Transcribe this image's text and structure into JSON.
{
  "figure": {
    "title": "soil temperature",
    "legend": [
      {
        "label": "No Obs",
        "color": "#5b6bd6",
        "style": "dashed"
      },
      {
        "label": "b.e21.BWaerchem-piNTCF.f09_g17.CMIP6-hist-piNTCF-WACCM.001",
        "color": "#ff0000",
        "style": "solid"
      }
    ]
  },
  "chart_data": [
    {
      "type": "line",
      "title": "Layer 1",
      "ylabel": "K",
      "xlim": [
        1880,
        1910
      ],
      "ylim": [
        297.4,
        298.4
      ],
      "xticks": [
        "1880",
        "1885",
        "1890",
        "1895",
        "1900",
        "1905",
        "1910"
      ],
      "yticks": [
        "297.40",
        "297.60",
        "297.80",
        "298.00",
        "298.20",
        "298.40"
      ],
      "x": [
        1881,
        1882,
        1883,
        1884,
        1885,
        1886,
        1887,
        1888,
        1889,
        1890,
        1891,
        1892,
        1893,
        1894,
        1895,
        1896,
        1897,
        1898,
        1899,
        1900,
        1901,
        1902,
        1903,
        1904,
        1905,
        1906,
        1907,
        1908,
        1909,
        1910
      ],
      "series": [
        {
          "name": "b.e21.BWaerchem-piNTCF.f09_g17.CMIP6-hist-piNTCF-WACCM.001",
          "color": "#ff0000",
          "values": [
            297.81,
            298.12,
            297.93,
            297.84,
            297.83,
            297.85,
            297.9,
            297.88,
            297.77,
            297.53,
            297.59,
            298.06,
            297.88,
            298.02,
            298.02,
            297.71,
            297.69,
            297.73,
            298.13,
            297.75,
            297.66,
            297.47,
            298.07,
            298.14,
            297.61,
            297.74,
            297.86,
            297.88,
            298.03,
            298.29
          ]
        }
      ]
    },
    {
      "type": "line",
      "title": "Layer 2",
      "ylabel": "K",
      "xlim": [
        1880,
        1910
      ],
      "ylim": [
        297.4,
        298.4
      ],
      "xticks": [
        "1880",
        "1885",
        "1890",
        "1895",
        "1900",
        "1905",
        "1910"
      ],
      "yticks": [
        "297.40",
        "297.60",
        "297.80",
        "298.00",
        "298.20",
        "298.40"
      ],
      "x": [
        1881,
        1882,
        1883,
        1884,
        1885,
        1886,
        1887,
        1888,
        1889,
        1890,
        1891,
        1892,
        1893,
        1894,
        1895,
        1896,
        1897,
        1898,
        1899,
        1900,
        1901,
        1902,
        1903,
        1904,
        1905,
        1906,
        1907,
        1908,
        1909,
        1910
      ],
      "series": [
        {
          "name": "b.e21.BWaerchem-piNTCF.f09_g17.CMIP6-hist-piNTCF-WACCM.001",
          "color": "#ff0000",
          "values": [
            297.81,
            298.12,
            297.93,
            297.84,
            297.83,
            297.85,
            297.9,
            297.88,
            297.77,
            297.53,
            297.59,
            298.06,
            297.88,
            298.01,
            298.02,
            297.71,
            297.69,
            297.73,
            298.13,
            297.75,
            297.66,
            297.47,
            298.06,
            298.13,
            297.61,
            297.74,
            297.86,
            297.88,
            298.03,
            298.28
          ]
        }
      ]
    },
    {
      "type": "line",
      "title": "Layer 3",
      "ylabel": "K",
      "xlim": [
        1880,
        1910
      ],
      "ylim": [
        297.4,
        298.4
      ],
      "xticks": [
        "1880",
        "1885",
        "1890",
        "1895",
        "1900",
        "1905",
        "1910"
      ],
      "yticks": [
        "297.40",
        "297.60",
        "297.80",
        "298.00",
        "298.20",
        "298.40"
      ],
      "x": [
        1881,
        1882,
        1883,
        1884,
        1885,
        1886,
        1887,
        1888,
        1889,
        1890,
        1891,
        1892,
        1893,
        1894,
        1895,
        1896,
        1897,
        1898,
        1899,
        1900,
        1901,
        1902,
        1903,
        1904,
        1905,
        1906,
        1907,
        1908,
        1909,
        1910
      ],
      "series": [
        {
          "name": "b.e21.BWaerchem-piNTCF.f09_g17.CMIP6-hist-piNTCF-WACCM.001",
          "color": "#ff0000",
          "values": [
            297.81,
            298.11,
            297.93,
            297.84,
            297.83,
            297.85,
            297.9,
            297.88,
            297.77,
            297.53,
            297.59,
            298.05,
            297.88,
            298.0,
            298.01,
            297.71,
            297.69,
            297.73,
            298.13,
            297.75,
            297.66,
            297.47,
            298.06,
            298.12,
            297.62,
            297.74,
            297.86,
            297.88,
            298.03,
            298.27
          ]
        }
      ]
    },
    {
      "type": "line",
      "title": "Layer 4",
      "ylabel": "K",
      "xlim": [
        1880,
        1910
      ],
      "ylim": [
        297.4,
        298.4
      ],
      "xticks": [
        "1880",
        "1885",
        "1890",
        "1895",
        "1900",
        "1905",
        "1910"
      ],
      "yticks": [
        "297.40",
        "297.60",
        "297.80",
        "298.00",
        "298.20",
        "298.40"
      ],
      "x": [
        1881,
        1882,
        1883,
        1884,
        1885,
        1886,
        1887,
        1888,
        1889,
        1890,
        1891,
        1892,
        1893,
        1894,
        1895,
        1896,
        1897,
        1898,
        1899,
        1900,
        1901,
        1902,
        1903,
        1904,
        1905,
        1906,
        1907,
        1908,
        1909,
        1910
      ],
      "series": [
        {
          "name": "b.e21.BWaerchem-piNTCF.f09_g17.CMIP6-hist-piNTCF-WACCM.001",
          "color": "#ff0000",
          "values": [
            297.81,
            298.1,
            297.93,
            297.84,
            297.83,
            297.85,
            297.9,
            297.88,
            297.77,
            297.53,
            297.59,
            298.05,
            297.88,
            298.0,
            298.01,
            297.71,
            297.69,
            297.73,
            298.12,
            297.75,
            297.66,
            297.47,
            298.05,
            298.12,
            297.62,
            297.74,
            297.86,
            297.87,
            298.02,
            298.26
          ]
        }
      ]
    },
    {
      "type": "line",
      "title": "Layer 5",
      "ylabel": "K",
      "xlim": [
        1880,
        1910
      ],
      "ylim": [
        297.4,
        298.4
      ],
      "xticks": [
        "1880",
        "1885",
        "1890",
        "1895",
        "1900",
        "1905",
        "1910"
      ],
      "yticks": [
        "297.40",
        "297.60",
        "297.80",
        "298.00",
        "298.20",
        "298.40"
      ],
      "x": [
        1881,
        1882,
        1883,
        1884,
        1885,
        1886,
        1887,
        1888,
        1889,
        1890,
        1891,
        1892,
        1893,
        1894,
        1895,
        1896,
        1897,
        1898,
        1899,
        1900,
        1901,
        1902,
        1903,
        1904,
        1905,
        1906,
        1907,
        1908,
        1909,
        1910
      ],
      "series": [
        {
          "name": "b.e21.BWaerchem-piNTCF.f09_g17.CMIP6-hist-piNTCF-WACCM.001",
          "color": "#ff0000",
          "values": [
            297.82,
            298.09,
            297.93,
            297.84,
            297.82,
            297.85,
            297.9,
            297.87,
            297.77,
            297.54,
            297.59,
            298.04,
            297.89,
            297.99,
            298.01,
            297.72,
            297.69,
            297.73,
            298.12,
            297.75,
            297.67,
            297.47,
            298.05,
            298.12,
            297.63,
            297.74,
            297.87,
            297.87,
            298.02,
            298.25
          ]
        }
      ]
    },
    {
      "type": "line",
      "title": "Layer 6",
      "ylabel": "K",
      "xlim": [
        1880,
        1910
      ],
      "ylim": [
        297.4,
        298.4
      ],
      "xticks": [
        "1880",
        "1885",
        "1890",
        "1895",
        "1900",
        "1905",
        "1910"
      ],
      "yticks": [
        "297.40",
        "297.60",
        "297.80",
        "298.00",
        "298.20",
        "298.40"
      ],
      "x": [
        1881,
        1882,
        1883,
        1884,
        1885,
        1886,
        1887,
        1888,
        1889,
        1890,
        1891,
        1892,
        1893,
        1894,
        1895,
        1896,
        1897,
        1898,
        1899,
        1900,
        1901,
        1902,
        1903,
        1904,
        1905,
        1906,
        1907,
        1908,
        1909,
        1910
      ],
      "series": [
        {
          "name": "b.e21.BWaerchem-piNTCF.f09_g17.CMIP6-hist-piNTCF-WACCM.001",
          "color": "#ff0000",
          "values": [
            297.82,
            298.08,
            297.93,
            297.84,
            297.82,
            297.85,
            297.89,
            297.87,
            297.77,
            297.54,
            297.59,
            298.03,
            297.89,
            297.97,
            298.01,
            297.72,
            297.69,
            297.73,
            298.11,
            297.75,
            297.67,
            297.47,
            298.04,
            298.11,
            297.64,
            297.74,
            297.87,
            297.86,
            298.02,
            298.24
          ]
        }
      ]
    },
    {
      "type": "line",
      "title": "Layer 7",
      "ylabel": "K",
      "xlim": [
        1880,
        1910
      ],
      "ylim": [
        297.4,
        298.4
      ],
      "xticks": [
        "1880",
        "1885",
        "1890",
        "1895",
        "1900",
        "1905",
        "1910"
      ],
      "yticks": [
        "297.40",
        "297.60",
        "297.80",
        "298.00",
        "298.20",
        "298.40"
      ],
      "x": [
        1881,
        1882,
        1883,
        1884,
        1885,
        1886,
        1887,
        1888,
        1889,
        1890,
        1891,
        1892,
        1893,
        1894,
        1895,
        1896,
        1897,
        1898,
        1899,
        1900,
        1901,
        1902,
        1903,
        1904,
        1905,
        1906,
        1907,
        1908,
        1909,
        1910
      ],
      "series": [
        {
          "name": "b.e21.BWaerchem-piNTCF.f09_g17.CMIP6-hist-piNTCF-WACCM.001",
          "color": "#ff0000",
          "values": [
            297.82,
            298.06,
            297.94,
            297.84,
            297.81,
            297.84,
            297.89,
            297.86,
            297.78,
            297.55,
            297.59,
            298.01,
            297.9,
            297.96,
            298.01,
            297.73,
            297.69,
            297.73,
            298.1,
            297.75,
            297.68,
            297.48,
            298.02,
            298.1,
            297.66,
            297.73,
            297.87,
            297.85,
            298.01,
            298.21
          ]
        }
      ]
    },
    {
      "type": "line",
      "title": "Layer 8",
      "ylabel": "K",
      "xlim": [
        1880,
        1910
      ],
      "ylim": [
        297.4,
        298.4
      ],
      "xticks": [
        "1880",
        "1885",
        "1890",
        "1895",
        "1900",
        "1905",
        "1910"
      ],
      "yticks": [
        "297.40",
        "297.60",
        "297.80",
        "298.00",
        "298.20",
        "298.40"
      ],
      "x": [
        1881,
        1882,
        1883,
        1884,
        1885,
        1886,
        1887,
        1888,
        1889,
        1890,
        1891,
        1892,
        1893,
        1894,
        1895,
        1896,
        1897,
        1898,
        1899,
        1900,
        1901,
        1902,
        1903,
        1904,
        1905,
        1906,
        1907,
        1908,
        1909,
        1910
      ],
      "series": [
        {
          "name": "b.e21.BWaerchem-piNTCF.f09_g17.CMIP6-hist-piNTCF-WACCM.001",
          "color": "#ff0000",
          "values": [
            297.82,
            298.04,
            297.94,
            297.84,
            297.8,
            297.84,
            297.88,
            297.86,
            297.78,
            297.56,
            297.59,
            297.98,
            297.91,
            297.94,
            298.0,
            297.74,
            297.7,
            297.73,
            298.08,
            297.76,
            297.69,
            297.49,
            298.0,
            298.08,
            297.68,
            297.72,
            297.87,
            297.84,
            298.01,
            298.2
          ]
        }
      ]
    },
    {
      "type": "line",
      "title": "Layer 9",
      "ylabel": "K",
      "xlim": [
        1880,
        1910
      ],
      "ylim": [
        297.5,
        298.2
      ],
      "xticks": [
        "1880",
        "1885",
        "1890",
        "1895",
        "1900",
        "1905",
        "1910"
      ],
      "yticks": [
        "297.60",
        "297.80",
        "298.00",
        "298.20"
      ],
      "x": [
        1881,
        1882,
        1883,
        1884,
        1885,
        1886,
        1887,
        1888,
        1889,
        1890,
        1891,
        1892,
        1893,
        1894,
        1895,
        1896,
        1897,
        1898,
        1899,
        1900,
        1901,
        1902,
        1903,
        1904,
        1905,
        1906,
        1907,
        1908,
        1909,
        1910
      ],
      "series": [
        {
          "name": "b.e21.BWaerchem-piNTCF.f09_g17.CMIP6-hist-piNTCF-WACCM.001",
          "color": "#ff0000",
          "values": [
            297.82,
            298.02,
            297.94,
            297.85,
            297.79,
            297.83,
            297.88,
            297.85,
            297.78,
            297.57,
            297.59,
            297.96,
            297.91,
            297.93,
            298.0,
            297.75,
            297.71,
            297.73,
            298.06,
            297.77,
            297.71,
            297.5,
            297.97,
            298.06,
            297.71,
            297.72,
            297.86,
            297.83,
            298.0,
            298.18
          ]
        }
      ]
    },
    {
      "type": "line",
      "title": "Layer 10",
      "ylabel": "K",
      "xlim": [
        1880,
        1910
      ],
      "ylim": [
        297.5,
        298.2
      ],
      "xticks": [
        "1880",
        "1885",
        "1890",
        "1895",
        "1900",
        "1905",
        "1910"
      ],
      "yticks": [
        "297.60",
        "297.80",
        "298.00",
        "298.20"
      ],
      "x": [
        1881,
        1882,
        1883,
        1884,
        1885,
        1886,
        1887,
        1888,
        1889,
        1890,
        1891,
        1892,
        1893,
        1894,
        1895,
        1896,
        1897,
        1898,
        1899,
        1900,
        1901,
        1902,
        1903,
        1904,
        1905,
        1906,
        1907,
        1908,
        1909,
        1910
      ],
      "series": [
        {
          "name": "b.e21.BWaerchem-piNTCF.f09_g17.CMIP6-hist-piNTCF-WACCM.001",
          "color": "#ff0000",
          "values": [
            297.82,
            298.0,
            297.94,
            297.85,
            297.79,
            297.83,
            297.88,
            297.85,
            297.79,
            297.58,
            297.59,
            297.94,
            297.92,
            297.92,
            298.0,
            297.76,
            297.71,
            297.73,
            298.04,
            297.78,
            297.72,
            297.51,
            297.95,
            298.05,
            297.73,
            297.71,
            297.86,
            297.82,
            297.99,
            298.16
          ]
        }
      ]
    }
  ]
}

* **Goal**
Output a single number: how many lines contain the word "title".

* **The completed task**
11